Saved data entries
##########

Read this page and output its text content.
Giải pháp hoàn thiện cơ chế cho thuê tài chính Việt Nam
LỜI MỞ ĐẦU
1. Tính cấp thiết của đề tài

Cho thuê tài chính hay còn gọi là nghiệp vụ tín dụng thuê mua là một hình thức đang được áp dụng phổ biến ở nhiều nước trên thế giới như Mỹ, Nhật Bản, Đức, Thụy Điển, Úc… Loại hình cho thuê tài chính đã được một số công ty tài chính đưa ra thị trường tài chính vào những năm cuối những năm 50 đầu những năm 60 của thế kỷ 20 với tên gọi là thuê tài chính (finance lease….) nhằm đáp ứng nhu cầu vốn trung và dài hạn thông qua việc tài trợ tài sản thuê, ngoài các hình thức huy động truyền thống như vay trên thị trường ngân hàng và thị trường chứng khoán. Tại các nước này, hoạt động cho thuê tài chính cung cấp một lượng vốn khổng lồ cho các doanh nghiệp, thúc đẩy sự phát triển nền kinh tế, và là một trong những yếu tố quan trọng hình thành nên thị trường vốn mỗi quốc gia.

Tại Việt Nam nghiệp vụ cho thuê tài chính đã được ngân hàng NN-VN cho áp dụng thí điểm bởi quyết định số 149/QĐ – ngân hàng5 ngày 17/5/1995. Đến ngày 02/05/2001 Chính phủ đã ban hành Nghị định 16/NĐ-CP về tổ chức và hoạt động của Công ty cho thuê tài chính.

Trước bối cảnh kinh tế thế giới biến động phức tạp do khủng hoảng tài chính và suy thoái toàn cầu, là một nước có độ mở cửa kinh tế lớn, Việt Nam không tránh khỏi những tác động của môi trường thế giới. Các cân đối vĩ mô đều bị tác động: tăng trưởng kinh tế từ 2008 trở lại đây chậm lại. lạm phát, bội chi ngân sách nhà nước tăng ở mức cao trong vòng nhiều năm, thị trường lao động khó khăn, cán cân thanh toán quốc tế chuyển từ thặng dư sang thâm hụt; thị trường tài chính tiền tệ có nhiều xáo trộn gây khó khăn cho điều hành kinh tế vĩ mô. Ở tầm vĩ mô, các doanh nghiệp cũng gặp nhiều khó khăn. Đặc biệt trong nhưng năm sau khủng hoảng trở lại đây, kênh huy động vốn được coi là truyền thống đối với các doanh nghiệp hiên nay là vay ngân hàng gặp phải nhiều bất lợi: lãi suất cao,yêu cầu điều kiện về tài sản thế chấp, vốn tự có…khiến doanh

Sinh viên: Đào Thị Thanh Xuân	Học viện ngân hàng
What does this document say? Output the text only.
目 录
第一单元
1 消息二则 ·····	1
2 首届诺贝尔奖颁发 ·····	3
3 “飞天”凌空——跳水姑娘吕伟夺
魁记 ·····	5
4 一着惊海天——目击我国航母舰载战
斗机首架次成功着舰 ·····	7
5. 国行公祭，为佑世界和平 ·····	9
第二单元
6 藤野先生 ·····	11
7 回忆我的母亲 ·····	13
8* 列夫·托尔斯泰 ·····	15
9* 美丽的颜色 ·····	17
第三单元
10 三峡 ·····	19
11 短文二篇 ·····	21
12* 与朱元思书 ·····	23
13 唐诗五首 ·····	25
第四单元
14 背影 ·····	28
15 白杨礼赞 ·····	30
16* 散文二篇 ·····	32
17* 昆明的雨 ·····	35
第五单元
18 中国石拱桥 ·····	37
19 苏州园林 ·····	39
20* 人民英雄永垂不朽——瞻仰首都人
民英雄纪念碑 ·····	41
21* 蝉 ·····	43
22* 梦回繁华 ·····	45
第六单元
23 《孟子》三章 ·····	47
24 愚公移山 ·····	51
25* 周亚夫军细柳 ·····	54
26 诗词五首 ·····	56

##########

**INSTRUCTIONS TO FOLLOW**
Repeat all of the entries exactly.

**SOLUTION**
Read this page and output its text content.
Giải pháp hoàn thiện cơ chế cho thuê tài chính Việt Nam
LỜI MỞ ĐẦU
1. Tính cấp thiết của đề tài

Cho thuê tài chính hay còn gọi là nghiệp vụ tín dụng thuê mua là một hình thức đang được áp dụng phổ biến ở nhiều nước trên thế giới như Mỹ, Nhật Bản, Đức, Thụy Điển, Úc… Loại hình cho thuê tài chính đã được một số công ty tài chính đưa ra thị trường tài chính vào những năm cuối những năm 50 đầu những năm 60 của thế kỷ 20 với tên gọi là thuê tài chính (finance lease….) nhằm đáp ứng nhu cầu vốn trung và dài hạn thông qua việc tài trợ tài sản thuê, ngoài các hình thức huy động truyền thống như vay trên thị trường ngân hàng và thị trường chứng khoán. Tại các nước này, hoạt động cho thuê tài chính cung cấp một lượng vốn khổng lồ cho các doanh nghiệp, thúc đẩy sự phát triển nền kinh tế, và là một trong những yếu tố quan trọng hình thành nên thị trường vốn mỗi quốc gia.

Tại Việt Nam nghiệp vụ cho thuê tài chính đã được ngân hàng NN-VN cho áp dụng thí điểm bởi quyết định số 149/QĐ – ngân hàng5 ngày 17/5/1995. Đến ngày 02/05/2001 Chính phủ đã ban hành Nghị định 16/NĐ-CP về tổ chức và hoạt động của Công ty cho thuê tài chính.

Trước bối cảnh kinh tế thế giới biến động phức tạp do khủng hoảng tài chính và suy thoái toàn cầu, là một nước có độ mở cửa kinh tế lớn, Việt Nam không tránh khỏi những tác động của môi trường thế giới. Các cân đối vĩ mô đều bị tác động: tăng trưởng kinh tế từ 2008 trở lại đây chậm lại. lạm phát, bội chi ngân sách nhà nước tăng ở mức cao trong vòng nhiều năm, thị trường lao động khó khăn, cán cân thanh toán quốc tế chuyển từ thặng dư sang thâm hụt; thị trường tài chính tiền tệ có nhiều xáo trộn gây khó khăn cho điều hành kinh tế vĩ mô. Ở tầm vĩ mô, các doanh nghiệp cũng gặp nhiều khó khăn. Đặc biệt trong nhưng năm sau khủng hoảng trở lại đây, kênh huy động vốn được coi là truyền thống đối với các doanh nghiệp hiên nay là vay ngân hàng gặp phải nhiều bất lợi: lãi suất cao,yêu cầu điều kiện về tài sản thế chấp, vốn tự có…khiến doanh

Sinh viên: Đào Thị Thanh Xuân	Học viện ngân hàng
What does this document say? Output the text only.
目 录
第一单元
1 消息二则 ·····	1
2 首届诺贝尔奖颁发 ·····	3
3 “飞天”凌空——跳水姑娘吕伟夺
魁记 ·····	5
4 一着惊海天——目击我国航母舰载战
斗机首架次成功着舰 ·····	7
5. 国行公祭，为佑世界和平 ·····	9
第二单元
6 藤野先生 ·····	11
7 回忆我的母亲 ·····	13
8* 列夫·托尔斯泰 ·····	15
9* 美丽的颜色 ·····	17
第三单元
10 三峡 ·····	19
11 短文二篇 ·····	21
12* 与朱元思书 ·····	23
13 唐诗五首 ·····	25
第四单元
14 背影 ·····	28
15 白杨礼赞 ·····	30
16* 散文二篇 ·····	32
17* 昆明的雨 ·····	35
第五单元
18 中国石拱桥 ·····	37
19 苏州园林 ·····	39
20* 人民英雄永垂不朽——瞻仰首都人
民英雄纪念碑 ·····	41
21* 蝉 ·····	43
22* 梦回繁华 ·····	45
第六单元
23 《孟子》三章 ·····	47
24 愚公移山 ·····	51
25* 周亚夫军细柳 ·····	54
26 诗词五首 ·····	56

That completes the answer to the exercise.